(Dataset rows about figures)
***

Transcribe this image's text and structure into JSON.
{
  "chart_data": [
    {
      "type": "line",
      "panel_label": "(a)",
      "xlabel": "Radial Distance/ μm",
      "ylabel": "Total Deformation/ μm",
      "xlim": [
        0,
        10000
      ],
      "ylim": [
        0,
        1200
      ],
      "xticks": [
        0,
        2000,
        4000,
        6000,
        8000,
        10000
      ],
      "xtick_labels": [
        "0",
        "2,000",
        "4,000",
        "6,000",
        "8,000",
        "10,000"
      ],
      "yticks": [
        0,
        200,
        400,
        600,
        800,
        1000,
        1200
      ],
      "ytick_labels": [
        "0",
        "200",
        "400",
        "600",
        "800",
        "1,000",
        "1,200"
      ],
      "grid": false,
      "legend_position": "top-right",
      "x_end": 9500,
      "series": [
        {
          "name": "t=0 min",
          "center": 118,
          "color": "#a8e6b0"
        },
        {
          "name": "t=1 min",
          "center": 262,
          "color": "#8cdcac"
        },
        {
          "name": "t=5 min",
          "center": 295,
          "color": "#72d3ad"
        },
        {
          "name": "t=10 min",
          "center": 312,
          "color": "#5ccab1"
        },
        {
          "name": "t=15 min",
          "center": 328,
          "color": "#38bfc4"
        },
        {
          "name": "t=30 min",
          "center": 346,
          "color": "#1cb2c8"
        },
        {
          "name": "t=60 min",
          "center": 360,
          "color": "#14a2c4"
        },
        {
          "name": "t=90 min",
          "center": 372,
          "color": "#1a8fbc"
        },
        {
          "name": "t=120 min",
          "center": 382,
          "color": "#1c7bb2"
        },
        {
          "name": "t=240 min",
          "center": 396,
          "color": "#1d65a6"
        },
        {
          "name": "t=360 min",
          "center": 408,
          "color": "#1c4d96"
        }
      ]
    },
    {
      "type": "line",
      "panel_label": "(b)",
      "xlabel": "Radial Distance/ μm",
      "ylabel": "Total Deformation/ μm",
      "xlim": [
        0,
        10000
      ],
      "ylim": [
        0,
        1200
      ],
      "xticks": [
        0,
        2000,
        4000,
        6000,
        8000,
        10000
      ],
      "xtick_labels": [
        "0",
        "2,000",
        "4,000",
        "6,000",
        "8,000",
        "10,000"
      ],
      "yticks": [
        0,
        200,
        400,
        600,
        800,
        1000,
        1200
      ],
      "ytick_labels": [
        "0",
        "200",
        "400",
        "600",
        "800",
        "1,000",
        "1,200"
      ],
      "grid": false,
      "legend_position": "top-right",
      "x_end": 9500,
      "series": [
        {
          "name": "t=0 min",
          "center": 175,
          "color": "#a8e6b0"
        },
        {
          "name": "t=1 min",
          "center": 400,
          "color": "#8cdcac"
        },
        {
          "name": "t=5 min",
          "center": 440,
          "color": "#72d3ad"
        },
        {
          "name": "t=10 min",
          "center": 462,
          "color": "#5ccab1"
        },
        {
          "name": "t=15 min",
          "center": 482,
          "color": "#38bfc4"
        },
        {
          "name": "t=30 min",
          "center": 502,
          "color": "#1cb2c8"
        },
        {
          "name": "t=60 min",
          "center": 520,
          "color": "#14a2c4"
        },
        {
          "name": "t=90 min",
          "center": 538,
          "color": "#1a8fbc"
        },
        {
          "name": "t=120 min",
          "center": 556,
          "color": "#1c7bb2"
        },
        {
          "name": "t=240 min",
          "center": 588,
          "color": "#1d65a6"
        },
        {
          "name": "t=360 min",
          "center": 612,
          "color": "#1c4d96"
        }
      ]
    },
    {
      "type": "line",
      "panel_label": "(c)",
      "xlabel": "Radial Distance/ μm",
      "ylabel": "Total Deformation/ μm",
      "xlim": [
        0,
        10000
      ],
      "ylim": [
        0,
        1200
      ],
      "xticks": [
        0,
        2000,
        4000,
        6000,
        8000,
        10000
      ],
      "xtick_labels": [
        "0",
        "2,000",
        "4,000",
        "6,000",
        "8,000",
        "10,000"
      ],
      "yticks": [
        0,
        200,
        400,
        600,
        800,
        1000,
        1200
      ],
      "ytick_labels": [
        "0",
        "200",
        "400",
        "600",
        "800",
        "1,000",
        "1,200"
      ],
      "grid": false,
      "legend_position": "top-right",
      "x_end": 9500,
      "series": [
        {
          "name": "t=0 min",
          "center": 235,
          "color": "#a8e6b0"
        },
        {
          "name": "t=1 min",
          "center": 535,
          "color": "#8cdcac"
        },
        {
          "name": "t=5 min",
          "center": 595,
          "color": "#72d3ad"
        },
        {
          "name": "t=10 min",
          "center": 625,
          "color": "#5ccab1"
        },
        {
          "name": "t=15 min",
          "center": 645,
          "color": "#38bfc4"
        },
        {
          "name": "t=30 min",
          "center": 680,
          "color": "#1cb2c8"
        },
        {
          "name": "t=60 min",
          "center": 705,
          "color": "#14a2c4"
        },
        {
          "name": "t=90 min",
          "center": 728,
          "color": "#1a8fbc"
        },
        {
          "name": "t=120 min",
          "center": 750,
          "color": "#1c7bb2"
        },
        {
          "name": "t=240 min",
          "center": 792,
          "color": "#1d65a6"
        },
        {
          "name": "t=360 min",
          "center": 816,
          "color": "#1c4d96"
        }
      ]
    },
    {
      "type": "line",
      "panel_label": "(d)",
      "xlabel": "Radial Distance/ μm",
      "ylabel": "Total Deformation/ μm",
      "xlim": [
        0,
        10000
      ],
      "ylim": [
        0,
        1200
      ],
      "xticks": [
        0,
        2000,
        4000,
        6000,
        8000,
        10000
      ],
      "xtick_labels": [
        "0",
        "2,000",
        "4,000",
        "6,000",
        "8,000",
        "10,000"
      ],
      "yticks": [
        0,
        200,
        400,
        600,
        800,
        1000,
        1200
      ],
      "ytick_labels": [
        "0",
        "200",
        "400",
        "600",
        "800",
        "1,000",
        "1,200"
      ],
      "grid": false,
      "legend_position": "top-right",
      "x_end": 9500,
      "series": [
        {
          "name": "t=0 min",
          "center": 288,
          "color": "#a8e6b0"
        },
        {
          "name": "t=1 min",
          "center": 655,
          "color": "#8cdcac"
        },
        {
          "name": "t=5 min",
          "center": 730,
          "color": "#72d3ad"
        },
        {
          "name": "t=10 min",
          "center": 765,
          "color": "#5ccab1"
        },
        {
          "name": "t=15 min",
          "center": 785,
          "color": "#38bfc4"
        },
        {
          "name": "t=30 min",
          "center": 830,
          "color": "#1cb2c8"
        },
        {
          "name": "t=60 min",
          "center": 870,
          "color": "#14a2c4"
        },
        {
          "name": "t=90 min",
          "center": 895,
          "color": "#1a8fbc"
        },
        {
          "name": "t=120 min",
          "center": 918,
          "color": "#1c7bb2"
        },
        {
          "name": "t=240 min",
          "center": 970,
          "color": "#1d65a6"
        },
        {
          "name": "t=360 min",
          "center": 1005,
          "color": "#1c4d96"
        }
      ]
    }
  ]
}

***

- _What to work on_: Print the entries exactly. Include every one.

- _Task result_:
Transcribe this image's text and structure into JSON.
{
  "chart_data": [
    {
      "type": "line",
      "panel_label": "(a)",
      "xlabel": "Radial Distance/ μm",
      "ylabel": "Total Deformation/ μm",
      "xlim": [
        0,
        10000
      ],
      "ylim": [
        0,
        1200
      ],
      "xticks": [
        0,
        2000,
        4000,
        6000,
        8000,
        10000
      ],
      "xtick_labels": [
        "0",
        "2,000",
        "4,000",
        "6,000",
        "8,000",
        "10,000"
      ],
      "yticks": [
        0,
        200,
        400,
        600,
        800,
        1000,
        1200
      ],
      "ytick_labels": [
        "0",
        "200",
        "400",
        "600",
        "800",
        "1,000",
        "1,200"
      ],
      "grid": false,
      "legend_position": "top-right",
      "x_end": 9500,
      "series": [
        {
          "name": "t=0 min",
          "center": 118,
          "color": "#a8e6b0"
        },
        {
          "name": "t=1 min",
          "center": 262,
          "color": "#8cdcac"
        },
        {
          "name": "t=5 min",
          "center": 295,
          "color": "#72d3ad"
        },
        {
          "name": "t=10 min",
          "center": 312,
          "color": "#5ccab1"
        },
        {
          "name": "t=15 min",
          "center": 328,
          "color": "#38bfc4"
        },
        {
          "name": "t=30 min",
          "center": 346,
          "color": "#1cb2c8"
        },
        {
          "name": "t=60 min",
          "center": 360,
          "color": "#14a2c4"
        },
        {
          "name": "t=90 min",
          "center": 372,
          "color": "#1a8fbc"
        },
        {
          "name": "t=120 min",
          "center": 382,
          "color": "#1c7bb2"
        },
        {
          "name": "t=240 min",
          "center": 396,
          "color": "#1d65a6"
        },
        {
          "name": "t=360 min",
          "center": 408,
          "color": "#1c4d96"
        }
      ]
    },
    {
      "type": "line",
      "panel_label": "(b)",
      "xlabel": "Radial Distance/ μm",
      "ylabel": "Total Deformation/ μm",
      "xlim": [
        0,
        10000
      ],
      "ylim": [
        0,
        1200
      ],
      "xticks": [
        0,
        2000,
        4000,
        6000,
        8000,
        10000
      ],
      "xtick_labels": [
        "0",
        "2,000",
        "4,000",
        "6,000",
        "8,000",
        "10,000"
      ],
      "yticks": [
        0,
        200,
        400,
        600,
        800,
        1000,
        1200
      ],
      "ytick_labels": [
        "0",
        "200",
        "400",
        "600",
        "800",
        "1,000",
        "1,200"
      ],
      "grid": false,
      "legend_position": "top-right",
      "x_end": 9500,
      "series": [
        {
          "name": "t=0 min",
          "center": 175,
          "color": "#a8e6b0"
        },
        {
          "name": "t=1 min",
          "center": 400,
          "color": "#8cdcac"
        },
        {
          "name": "t=5 min",
          "center": 440,
          "color": "#72d3ad"
        },
        {
          "name": "t=10 min",
          "center": 462,
          "color": "#5ccab1"
        },
        {
          "name": "t=15 min",
          "center": 482,
          "color": "#38bfc4"
        },
        {
          "name": "t=30 min",
          "center": 502,
          "color": "#1cb2c8"
        },
        {
          "name": "t=60 min",
          "center": 520,
          "color": "#14a2c4"
        },
        {
          "name": "t=90 min",
          "center": 538,
          "color": "#1a8fbc"
        },
        {
          "name": "t=120 min",
          "center": 556,
          "color": "#1c7bb2"
        },
        {
          "name": "t=240 min",
          "center": 588,
          "color": "#1d65a6"
        },
        {
          "name": "t=360 min",
          "center": 612,
          "color": "#1c4d96"
        }
      ]
    },
    {
      "type": "line",
      "panel_label": "(c)",
      "xlabel": "Radial Distance/ μm",
      "ylabel": "Total Deformation/ μm",
      "xlim": [
        0,
        10000
      ],
      "ylim": [
        0,
        1200
      ],
      "xticks": [
        0,
        2000,
        4000,
        6000,
        8000,
        10000
      ],
      "xtick_labels": [
        "0",
        "2,000",
        "4,000",
        "6,000",
        "8,000",
        "10,000"
      ],
      "yticks": [
        0,
        200,
        400,
        600,
        800,
        1000,
        1200
      ],
      "ytick_labels": [
        "0",
        "200",
        "400",
        "600",
        "800",
        "1,000",
        "1,200"
      ],
      "grid": false,
      "legend_position": "top-right",
      "x_end": 9500,
      "series": [
        {
          "name": "t=0 min",
          "center": 235,
          "color": "#a8e6b0"
        },
        {
          "name": "t=1 min",
          "center": 535,
          "color": "#8cdcac"
        },
        {
          "name": "t=5 min",
          "center": 595,
          "color": "#72d3ad"
        },
        {
          "name": "t=10 min",
          "center": 625,
          "color": "#5ccab1"
        },
        {
          "name": "t=15 min",
          "center": 645,
          "color": "#38bfc4"
        },
        {
          "name": "t=30 min",
          "center": 680,
          "color": "#1cb2c8"
        },
        {
          "name": "t=60 min",
          "center": 705,
          "color": "#14a2c4"
        },
        {
          "name": "t=90 min",
          "center": 728,
          "color": "#1a8fbc"
        },
        {
          "name": "t=120 min",
          "center": 750,
          "color": "#1c7bb2"
        },
        {
          "name": "t=240 min",
          "center": 792,
          "color": "#1d65a6"
        },
        {
          "name": "t=360 min",
          "center": 816,
          "color": "#1c4d96"
        }
      ]
    },
    {
      "type": "line",
      "panel_label": "(d)",
      "xlabel": "Radial Distance/ μm",
      "ylabel": "Total Deformation/ μm",
      "xlim": [
        0,
        10000
      ],
      "ylim": [
        0,
        1200
      ],
      "xticks": [
        0,
        2000,
        4000,
        6000,
        8000,
        10000
      ],
      "xtick_labels": [
        "0",
        "2,000",
        "4,000",
        "6,000",
        "8,000",
        "10,000"
      ],
      "yticks": [
        0,
        200,
        400,
        600,
        800,
        1000,
        1200
      ],
      "ytick_labels": [
        "0",
        "200",
        "400",
        "600",
        "800",
        "1,000",
        "1,200"
      ],
      "grid": false,
      "legend_position": "top-right",
      "x_end": 9500,
      "series": [
        {
          "name": "t=0 min",
          "center": 288,
          "color": "#a8e6b0"
        },
        {
          "name": "t=1 min",
          "center": 655,
          "color": "#8cdcac"
        },
        {
          "name": "t=5 min",
          "center": 730,
          "color": "#72d3ad"
        },
        {
          "name": "t=10 min",
          "center": 765,
          "color": "#5ccab1"
        },
        {
          "name": "t=15 min",
          "center": 785,
          "color": "#38bfc4"
        },
        {
          "name": "t=30 min",
          "center": 830,
          "color": "#1cb2c8"
        },
        {
          "name": "t=60 min",
          "center": 870,
          "color": "#14a2c4"
        },
        {
          "name": "t=90 min",
          "center": 895,
          "color": "#1a8fbc"
        },
        {
          "name": "t=120 min",
          "center": 918,
          "color": "#1c7bb2"
        },
        {
          "name": "t=240 min",
          "center": 970,
          "color": "#1d65a6"
        },
        {
          "name": "t=360 min",
          "center": 1005,
          "color": "#1c4d96"
        }
      ]
    }
  ]
}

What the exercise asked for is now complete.